▶ **Esercizi**
1 - Elenca i requisiti che, secondo il brano sul crocefisso nelle aule, servono a riconoscere a un soggetto la posizione di controinteressato nel giudizio amministrativo.
2 - Modifica il brano sul crocefisso nelle aule da "Invero, nel giudizio" a "e qui impugnata.", mettendo "collegio dei docenti" al posto di "consiglio d’istituto".
3 - Riprendi il brano sul crocefisso nelle aule e proseguilo da dove si ferma.

▶ **Brano**
━━━━━━━━━━━━━━━━

Invero, nel giudizio amministrativo la posizione di controinteressato va riconosciuta – con il conseguente onere di notificazione del ricorso introduttivo - ai soggetti che si trovano in una posizione antitetica a quella del ricorrente, traendo utilità propria e diretta dal provvedimento impugnato, e sono facilmente individuabili in base a questo: in specie manca senz’altro questo secondo requisito, poiché la ricorrente (come d’altronde la stessa resistente) non era certamente in grado di stabilire, nel momento in cui ha proposto il ricorso, chi condividesse la decisione assunta dal consiglio d’istituto e qui impugnata.
2.3.1. Ancora, lo stesso Ministero sostiene di aver diramato, sia pure dopo l’avvio del processo, una circolare, datata 3 ottobre 2002, in cui si inviterebbero i dirigenti scolastici ad assicurare l’esposizione del crocefisso nella aule scolastiche: e tale disposizione, secondo la difesa erariale, “sarebbe comunque ostativa alla possibilità per la parte ricorrente, di ottenere la rimozione del simbolo cristiano”.

━━━━━━━━━━━━━━━━

▶ **Dati**
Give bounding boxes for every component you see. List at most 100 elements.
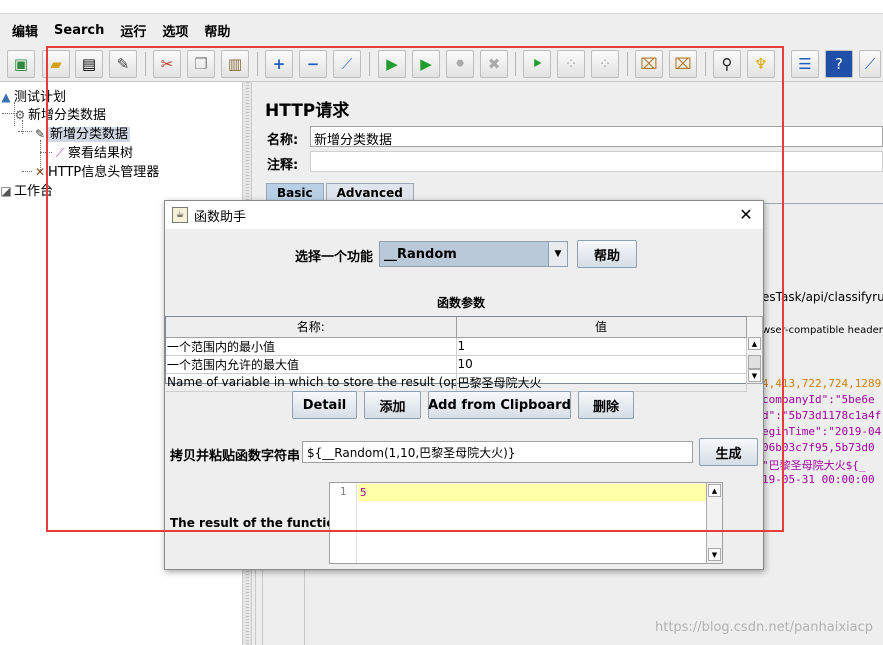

━━━━━━━━━━━━━━━━

▶ **Soluzioni**
1 -
- Trovarsi in una posizione antitetica a quella del ricorrente
- Trarre utilità propria e diretta dal provvedimento impugnato
- Essere facilmente individuabili in base al provvedimento

2 -
Invero, nel giudizio amministrativo la posizione di controinteressato va riconosciuta – con il conseguente onere di notificazione del ricorso introduttivo - ai soggetti che si trovano in una posizione antitetica a quella del ricorrente, traendo utilità propria e diretta dal provvedimento impugnato, e sono facilmente individuabili in base a questo: in specie manca senz’altro questo secondo requisito, poiché la ricorrente (come d’altronde la stessa resistente) non era certamente in grado di stabilire, nel momento in cui ha proposto il ricorso, chi condividesse la decisione assunta dal collegio dei docenti e qui impugnata.

3 -
2.3.2. Si deve peraltro anzitutto osservare come la circolare non risulti essere stata ufficialmente pubblicata, né comunicata direttamente alla ricorrente, e neppure prodotta in giudizio: sicché neppure il Collegio è in grado di valutarne la rilevanza, e l’effettivo valore vincolante.
La stessa circolare, comunque, non costituirebbe in ogni caso, per ammissione della stessa Amministrazione resistente, un atto presupposto del provvedimento gravato, né ciò sarebbe possibile, essendo a questo successiva.
Non si potrebbe dunque far carico alla ricorrente di non averla impugnata con il ricorso introduttivo, né di non averla successivamente gravata mediante motivi aggiunti, come pure si sostiene nel controricorso, non trattandosi di un atto appartenente allo stesso procedimento ed adottato “tra le stesse parti” (art. 21, I comma, l. 1034/71): si deve quindi concludere che, allo stato, la Lautsi conserva integro il proprio interesse all’annullamento della deliberazione 27 maggio 2002, la quale incide direttamente sulla sua posizione soggettiva d’interesse legittimo.
3.1. Di ben maggiore spessore è viceversa l’ulteriore difesa dell’Amministrazione.
Essa rileva che l’esposizione del crocifisso nelle aule scolastiche è espressamente prescritta da due disposizioni, l’art. 118 del r.d. 30 aprile 1924, n. 965, recante disposizioni sull’ordinamento interno degli istituti di istruzione media, e dall’art. 119 del RD. 26 aprile 1928 n. 1297 (e, in particolare, nella Tabella C allo stesso allegata), riferito agli istituti di istruzione elementare.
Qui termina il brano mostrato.